Aim
Keep the wording of each record exactly the same when you repeat it, and leave out pictures.

Material for this task
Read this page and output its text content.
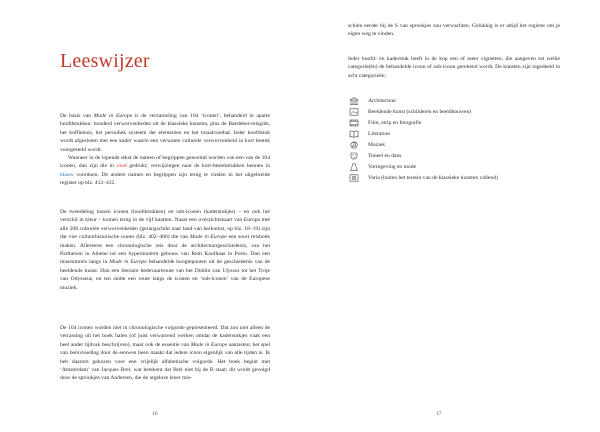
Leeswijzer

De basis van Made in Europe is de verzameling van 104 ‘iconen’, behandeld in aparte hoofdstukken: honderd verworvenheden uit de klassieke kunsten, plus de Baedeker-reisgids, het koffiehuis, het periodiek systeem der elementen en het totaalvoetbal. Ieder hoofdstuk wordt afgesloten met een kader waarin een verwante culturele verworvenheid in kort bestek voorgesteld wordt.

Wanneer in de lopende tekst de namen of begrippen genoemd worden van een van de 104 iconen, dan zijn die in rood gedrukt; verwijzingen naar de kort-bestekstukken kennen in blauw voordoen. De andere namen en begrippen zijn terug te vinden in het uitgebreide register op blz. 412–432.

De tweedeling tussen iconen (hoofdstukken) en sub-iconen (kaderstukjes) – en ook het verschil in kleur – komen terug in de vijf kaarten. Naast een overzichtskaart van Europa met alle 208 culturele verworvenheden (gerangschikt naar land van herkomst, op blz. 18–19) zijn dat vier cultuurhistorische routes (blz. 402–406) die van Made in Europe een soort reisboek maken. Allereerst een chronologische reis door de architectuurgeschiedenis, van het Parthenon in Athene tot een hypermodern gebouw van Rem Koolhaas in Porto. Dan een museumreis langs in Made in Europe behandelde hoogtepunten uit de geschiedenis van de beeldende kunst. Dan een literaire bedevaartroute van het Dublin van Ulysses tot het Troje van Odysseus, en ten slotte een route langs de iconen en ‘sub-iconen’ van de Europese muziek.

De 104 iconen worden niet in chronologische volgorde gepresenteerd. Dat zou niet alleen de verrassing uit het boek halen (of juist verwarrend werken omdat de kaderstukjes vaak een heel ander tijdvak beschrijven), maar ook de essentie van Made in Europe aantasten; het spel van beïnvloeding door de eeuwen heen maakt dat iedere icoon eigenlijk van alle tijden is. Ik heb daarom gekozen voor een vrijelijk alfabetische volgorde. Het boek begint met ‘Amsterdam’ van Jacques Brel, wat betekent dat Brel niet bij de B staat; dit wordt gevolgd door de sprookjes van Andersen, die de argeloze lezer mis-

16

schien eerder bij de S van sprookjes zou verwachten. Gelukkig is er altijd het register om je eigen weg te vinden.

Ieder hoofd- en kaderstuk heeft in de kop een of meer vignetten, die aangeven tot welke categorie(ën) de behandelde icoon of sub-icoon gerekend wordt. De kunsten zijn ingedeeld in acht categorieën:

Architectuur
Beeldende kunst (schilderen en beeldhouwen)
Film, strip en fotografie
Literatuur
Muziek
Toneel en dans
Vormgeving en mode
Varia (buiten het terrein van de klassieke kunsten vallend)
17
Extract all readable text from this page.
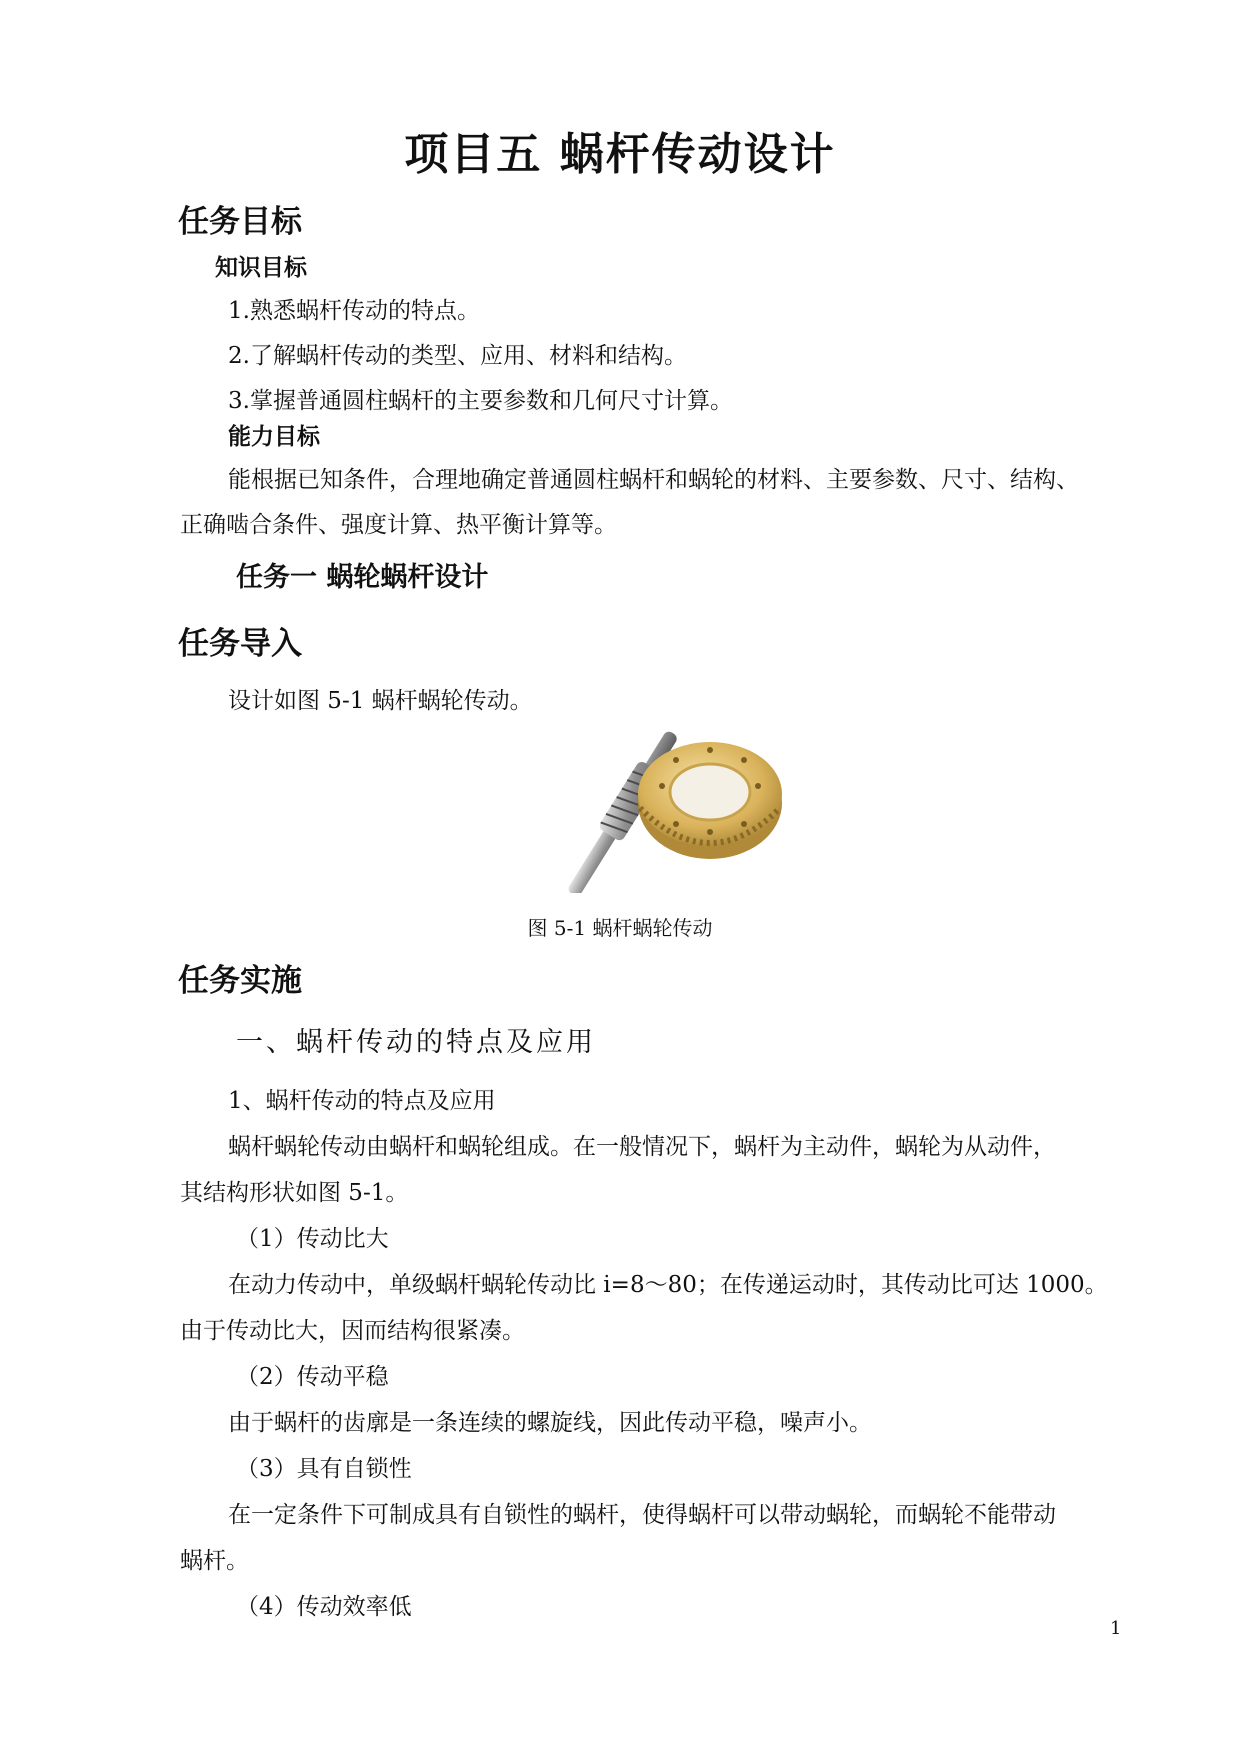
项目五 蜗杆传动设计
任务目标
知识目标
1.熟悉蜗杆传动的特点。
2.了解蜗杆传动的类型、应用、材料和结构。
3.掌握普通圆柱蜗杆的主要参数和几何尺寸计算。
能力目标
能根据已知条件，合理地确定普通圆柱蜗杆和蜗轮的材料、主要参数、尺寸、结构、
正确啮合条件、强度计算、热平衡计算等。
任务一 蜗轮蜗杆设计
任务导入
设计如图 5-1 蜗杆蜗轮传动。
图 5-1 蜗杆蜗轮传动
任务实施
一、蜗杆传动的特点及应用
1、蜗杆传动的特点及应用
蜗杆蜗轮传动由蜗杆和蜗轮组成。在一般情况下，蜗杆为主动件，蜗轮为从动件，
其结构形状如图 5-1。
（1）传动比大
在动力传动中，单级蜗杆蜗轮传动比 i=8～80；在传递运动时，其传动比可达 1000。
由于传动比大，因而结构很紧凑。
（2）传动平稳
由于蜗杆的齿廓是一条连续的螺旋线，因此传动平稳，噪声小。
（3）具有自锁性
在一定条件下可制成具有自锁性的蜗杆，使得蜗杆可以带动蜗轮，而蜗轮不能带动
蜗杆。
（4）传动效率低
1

Answer to this exercise
Read this page and output its text content.
Leeswijzer

De basis van Made in Europe is de verzameling van 104 ‘iconen’, behandeld in aparte hoofdstukken: honderd verworvenheden uit de klassieke kunsten, plus de Baedeker-reisgids, het koffiehuis, het periodiek systeem der elementen en het totaalvoetbal. Ieder hoofdstuk wordt afgesloten met een kader waarin een verwante culturele verworvenheid in kort bestek voorgesteld wordt.

Wanneer in de lopende tekst de namen of begrippen genoemd worden van een van de 104 iconen, dan zijn die in rood gedrukt; verwijzingen naar de kort-bestekstukken kennen in blauw voordoen. De andere namen en begrippen zijn terug te vinden in het uitgebreide register op blz. 412–432.

De tweedeling tussen iconen (hoofdstukken) en sub-iconen (kaderstukjes) – en ook het verschil in kleur – komen terug in de vijf kaarten. Naast een overzichtskaart van Europa met alle 208 culturele verworvenheden (gerangschikt naar land van herkomst, op blz. 18–19) zijn dat vier cultuurhistorische routes (blz. 402–406) die van Made in Europe een soort reisboek maken. Allereerst een chronologische reis door de architectuurgeschiedenis, van het Parthenon in Athene tot een hypermodern gebouw van Rem Koolhaas in Porto. Dan een museumreis langs in Made in Europe behandelde hoogtepunten uit de geschiedenis van de beeldende kunst. Dan een literaire bedevaartroute van het Dublin van Ulysses tot het Troje van Odysseus, en ten slotte een route langs de iconen en ‘sub-iconen’ van de Europese muziek.

De 104 iconen worden niet in chronologische volgorde gepresenteerd. Dat zou niet alleen de verrassing uit het boek halen (of juist verwarrend werken omdat de kaderstukjes vaak een heel ander tijdvak beschrijven), maar ook de essentie van Made in Europe aantasten; het spel van beïnvloeding door de eeuwen heen maakt dat iedere icoon eigenlijk van alle tijden is. Ik heb daarom gekozen voor een vrijelijk alfabetische volgorde. Het boek begint met ‘Amsterdam’ van Jacques Brel, wat betekent dat Brel niet bij de B staat; dit wordt gevolgd door de sprookjes van Andersen, die de argeloze lezer mis-

16

schien eerder bij de S van sprookjes zou verwachten. Gelukkig is er altijd het register om je eigen weg te vinden.

Ieder hoofd- en kaderstuk heeft in de kop een of meer vignetten, die aangeven tot welke categorie(ën) de behandelde icoon of sub-icoon gerekend wordt. De kunsten zijn ingedeeld in acht categorieën:

Architectuur
Beeldende kunst (schilderen en beeldhouwen)
Film, strip en fotografie
Literatuur
Muziek
Toneel en dans
Vormgeving en mode
Varia (buiten het terrein van de klassieke kunsten vallend)
17
Extract all readable text from this page.
项目五 蜗杆传动设计
任务目标
知识目标
1.熟悉蜗杆传动的特点。
2.了解蜗杆传动的类型、应用、材料和结构。
3.掌握普通圆柱蜗杆的主要参数和几何尺寸计算。
能力目标
能根据已知条件，合理地确定普通圆柱蜗杆和蜗轮的材料、主要参数、尺寸、结构、
正确啮合条件、强度计算、热平衡计算等。
任务一 蜗轮蜗杆设计
任务导入
设计如图 5-1 蜗杆蜗轮传动。
图 5-1 蜗杆蜗轮传动
任务实施
一、蜗杆传动的特点及应用
1、蜗杆传动的特点及应用
蜗杆蜗轮传动由蜗杆和蜗轮组成。在一般情况下，蜗杆为主动件，蜗轮为从动件，
其结构形状如图 5-1。
（1）传动比大
在动力传动中，单级蜗杆蜗轮传动比 i=8～80；在传递运动时，其传动比可达 1000。
由于传动比大，因而结构很紧凑。
（2）传动平稳
由于蜗杆的齿廓是一条连续的螺旋线，因此传动平稳，噪声小。
（3）具有自锁性
在一定条件下可制成具有自锁性的蜗杆，使得蜗杆可以带动蜗轮，而蜗轮不能带动
蜗杆。
（4）传动效率低
1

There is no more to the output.